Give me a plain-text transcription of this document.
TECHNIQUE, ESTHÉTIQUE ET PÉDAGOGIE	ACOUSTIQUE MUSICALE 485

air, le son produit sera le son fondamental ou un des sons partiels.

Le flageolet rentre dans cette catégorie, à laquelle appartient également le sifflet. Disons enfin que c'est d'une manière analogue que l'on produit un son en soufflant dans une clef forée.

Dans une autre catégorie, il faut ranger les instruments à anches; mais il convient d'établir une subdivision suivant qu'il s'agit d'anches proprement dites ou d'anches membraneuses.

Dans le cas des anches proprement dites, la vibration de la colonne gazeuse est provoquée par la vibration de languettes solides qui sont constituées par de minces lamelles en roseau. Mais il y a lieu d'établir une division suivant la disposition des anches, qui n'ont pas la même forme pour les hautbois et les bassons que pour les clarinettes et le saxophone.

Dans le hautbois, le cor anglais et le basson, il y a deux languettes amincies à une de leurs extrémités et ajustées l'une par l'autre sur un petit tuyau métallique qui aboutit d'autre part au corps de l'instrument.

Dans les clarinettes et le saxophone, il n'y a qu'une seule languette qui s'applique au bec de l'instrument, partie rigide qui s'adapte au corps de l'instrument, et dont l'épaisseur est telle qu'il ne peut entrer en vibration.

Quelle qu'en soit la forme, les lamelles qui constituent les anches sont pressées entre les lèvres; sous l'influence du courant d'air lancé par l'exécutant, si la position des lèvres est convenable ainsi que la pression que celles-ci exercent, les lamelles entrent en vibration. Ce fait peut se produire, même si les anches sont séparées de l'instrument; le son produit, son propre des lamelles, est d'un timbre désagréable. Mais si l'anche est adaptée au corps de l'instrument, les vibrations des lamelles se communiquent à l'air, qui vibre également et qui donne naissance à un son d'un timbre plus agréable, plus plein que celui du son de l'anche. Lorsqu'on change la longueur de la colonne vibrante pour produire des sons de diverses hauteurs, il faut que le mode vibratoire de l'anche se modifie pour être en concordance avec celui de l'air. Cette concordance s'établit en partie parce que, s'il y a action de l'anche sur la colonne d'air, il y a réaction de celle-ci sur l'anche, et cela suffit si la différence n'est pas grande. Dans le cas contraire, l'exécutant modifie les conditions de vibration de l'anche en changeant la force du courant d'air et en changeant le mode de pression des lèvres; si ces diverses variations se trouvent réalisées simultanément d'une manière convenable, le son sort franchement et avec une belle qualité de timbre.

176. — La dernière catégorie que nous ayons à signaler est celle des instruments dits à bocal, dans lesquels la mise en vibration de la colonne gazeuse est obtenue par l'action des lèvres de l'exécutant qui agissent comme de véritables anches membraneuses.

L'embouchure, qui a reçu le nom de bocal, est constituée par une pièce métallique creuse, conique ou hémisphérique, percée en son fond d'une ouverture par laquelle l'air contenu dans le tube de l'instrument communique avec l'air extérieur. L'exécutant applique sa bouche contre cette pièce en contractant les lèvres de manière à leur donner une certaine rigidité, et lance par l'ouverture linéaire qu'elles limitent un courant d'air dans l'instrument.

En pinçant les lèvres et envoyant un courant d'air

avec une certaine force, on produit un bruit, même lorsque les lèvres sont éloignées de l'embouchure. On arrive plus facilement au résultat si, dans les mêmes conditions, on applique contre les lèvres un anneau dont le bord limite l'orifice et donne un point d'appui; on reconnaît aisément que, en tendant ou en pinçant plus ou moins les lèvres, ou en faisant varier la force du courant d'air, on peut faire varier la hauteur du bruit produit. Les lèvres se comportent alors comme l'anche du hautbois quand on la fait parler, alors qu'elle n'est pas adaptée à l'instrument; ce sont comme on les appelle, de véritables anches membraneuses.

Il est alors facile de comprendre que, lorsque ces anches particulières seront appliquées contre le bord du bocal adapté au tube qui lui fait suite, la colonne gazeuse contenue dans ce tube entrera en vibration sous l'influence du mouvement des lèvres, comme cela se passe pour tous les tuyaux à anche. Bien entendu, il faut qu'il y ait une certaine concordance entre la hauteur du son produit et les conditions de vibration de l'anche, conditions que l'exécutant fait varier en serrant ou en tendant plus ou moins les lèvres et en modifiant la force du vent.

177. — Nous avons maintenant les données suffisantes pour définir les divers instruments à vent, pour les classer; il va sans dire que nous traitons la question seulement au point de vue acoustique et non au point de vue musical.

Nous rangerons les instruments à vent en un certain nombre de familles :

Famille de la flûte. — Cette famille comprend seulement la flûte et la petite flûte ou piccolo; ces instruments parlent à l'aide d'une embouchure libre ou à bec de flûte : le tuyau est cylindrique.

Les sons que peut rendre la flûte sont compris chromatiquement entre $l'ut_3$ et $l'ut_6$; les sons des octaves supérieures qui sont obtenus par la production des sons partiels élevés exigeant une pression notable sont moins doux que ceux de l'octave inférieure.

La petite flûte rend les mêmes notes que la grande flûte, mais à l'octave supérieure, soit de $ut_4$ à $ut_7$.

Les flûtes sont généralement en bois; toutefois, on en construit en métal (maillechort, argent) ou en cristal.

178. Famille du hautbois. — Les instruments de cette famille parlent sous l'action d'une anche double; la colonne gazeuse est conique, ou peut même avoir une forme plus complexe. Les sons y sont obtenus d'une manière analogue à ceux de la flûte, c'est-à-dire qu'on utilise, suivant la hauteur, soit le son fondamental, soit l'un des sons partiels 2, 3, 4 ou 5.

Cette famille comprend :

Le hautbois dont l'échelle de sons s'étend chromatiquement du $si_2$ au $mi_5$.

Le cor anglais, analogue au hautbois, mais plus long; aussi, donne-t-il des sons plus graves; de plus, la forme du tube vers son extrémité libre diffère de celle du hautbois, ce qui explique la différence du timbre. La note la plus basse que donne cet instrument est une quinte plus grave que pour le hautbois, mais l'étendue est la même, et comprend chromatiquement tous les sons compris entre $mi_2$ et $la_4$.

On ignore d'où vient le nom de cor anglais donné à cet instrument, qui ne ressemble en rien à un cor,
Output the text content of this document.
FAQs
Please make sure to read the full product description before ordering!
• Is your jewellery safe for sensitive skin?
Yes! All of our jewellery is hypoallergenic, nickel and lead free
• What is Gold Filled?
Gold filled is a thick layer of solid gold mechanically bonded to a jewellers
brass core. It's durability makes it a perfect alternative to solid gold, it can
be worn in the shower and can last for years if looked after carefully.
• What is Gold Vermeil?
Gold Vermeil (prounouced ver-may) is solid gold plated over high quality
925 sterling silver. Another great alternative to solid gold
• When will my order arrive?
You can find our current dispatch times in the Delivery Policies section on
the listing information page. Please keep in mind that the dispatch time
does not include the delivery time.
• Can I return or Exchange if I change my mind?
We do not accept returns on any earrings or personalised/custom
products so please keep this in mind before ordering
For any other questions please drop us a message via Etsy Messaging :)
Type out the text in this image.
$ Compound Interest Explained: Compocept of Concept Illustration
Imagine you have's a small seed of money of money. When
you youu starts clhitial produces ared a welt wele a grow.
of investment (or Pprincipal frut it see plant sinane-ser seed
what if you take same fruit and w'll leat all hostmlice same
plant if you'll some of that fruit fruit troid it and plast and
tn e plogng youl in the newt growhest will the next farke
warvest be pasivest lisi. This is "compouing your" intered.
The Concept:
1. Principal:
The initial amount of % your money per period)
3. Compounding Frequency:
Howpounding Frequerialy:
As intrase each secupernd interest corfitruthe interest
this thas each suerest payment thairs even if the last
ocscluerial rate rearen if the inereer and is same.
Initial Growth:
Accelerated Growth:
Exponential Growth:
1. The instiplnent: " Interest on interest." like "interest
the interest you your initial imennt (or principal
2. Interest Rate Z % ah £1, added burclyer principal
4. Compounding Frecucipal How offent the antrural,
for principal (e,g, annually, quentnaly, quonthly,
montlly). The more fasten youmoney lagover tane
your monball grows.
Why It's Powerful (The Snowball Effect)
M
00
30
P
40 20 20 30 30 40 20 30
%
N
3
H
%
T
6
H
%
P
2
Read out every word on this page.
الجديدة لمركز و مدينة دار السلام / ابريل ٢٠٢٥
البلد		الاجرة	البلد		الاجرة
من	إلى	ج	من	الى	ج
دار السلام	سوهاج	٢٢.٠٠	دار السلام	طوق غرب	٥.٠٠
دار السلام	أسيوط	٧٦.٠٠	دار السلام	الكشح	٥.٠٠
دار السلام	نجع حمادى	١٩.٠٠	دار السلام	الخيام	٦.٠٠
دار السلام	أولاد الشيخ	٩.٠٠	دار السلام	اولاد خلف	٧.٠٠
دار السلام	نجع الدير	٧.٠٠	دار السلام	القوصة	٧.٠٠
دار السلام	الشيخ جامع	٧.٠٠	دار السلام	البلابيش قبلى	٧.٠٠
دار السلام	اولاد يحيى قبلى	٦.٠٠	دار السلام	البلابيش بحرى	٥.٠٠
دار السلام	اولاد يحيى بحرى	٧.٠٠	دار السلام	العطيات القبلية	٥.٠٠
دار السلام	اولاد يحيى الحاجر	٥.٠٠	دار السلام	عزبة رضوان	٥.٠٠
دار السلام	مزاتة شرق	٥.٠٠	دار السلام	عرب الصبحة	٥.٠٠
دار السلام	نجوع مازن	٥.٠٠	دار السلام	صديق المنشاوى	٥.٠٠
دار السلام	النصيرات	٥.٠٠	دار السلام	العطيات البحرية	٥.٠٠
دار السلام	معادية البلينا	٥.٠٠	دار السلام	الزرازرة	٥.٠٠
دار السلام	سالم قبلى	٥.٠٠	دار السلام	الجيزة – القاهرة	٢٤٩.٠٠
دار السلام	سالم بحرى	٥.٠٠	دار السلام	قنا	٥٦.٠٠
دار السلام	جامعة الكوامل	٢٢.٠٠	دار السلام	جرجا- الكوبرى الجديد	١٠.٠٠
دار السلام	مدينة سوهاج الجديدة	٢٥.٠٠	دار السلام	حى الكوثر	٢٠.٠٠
################
THE PROBLEM: Whenever "قبلى" turns up in a line, pick that line out.

THE OUTPUT:
دار السلام	الشيخ جامع	٧.٠٠	دار السلام	البلابيش قبلى	٧.٠٠
دار السلام	اولاد يحيى قبلى	٦.٠٠	دار السلام	البلابيش بحرى	٥.٠٠
دار السلام	سالم قبلى	٥.٠٠	دار السلام	الجيزة – القاهرة	٢٤٩.٠٠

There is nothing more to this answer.